=== The problem ===
Copy each line below without leaving any out.

=== Given records ===
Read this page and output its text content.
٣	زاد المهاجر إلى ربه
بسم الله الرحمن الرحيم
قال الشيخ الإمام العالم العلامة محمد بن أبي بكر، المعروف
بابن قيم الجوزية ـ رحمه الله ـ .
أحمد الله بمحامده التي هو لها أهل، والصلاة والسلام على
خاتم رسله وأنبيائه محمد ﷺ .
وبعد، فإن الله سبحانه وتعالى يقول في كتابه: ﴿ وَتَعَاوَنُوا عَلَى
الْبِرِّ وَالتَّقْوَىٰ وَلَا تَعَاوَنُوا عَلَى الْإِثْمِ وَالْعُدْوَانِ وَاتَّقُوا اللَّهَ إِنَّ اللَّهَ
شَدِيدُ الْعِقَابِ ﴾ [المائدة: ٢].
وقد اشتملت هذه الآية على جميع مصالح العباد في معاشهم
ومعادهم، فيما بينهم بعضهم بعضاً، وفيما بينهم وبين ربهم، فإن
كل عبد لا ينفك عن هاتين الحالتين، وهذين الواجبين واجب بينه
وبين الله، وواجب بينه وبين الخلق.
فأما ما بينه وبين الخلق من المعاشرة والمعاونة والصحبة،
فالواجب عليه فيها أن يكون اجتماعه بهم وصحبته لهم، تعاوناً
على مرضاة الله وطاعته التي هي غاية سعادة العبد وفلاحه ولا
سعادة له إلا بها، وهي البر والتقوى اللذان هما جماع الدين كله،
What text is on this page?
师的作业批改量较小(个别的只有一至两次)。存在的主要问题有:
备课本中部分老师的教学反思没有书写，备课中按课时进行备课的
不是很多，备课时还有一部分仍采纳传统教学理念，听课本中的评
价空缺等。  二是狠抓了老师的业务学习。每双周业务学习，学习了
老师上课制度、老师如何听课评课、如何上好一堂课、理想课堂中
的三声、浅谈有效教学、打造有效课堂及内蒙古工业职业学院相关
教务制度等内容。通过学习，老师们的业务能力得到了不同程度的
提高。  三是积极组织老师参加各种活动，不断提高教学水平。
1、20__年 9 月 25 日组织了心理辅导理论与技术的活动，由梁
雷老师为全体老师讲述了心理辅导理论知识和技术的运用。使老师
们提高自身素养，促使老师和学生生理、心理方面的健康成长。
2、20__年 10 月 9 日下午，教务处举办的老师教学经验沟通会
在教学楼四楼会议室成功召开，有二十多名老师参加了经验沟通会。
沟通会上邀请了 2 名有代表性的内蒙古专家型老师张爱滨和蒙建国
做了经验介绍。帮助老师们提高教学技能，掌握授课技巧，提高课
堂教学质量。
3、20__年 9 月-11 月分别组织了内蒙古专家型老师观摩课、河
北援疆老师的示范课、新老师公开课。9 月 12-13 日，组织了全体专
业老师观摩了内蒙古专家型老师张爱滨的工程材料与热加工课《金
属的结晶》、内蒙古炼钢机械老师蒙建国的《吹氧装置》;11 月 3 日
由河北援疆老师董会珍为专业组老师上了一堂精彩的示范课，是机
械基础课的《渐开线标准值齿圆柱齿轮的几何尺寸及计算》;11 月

=== Result of this task ===
Read this page and output its text content.
٣	زاد المهاجر إلى ربه
بسم الله الرحمن الرحيم
قال الشيخ الإمام العالم العلامة محمد بن أبي بكر، المعروف
بابن قيم الجوزية ـ رحمه الله ـ .
أحمد الله بمحامده التي هو لها أهل، والصلاة والسلام على
خاتم رسله وأنبيائه محمد ﷺ .
وبعد، فإن الله سبحانه وتعالى يقول في كتابه: ﴿ وَتَعَاوَنُوا عَلَى
الْبِرِّ وَالتَّقْوَىٰ وَلَا تَعَاوَنُوا عَلَى الْإِثْمِ وَالْعُدْوَانِ وَاتَّقُوا اللَّهَ إِنَّ اللَّهَ
شَدِيدُ الْعِقَابِ ﴾ [المائدة: ٢].
وقد اشتملت هذه الآية على جميع مصالح العباد في معاشهم
ومعادهم، فيما بينهم بعضهم بعضاً، وفيما بينهم وبين ربهم، فإن
كل عبد لا ينفك عن هاتين الحالتين، وهذين الواجبين واجب بينه
وبين الله، وواجب بينه وبين الخلق.
فأما ما بينه وبين الخلق من المعاشرة والمعاونة والصحبة،
فالواجب عليه فيها أن يكون اجتماعه بهم وصحبته لهم، تعاوناً
على مرضاة الله وطاعته التي هي غاية سعادة العبد وفلاحه ولا
سعادة له إلا بها، وهي البر والتقوى اللذان هما جماع الدين كله،
What text is on this page?
师的作业批改量较小(个别的只有一至两次)。存在的主要问题有:
备课本中部分老师的教学反思没有书写，备课中按课时进行备课的
不是很多，备课时还有一部分仍采纳传统教学理念，听课本中的评
价空缺等。  二是狠抓了老师的业务学习。每双周业务学习，学习了
老师上课制度、老师如何听课评课、如何上好一堂课、理想课堂中
的三声、浅谈有效教学、打造有效课堂及内蒙古工业职业学院相关
教务制度等内容。通过学习，老师们的业务能力得到了不同程度的
提高。  三是积极组织老师参加各种活动，不断提高教学水平。
1、20__年 9 月 25 日组织了心理辅导理论与技术的活动，由梁
雷老师为全体老师讲述了心理辅导理论知识和技术的运用。使老师
们提高自身素养，促使老师和学生生理、心理方面的健康成长。
2、20__年 10 月 9 日下午，教务处举办的老师教学经验沟通会
在教学楼四楼会议室成功召开，有二十多名老师参加了经验沟通会。
沟通会上邀请了 2 名有代表性的内蒙古专家型老师张爱滨和蒙建国
做了经验介绍。帮助老师们提高教学技能，掌握授课技巧，提高课
堂教学质量。
3、20__年 9 月-11 月分别组织了内蒙古专家型老师观摩课、河
北援疆老师的示范课、新老师公开课。9 月 12-13 日，组织了全体专
业老师观摩了内蒙古专家型老师张爱滨的工程材料与热加工课《金
属的结晶》、内蒙古炼钢机械老师蒙建国的《吹氧装置》;11 月 3 日
由河北援疆老师董会珍为专业组老师上了一堂精彩的示范课，是机
械基础课的《渐开线标准值齿圆柱齿轮的几何尺寸及计算》;11 月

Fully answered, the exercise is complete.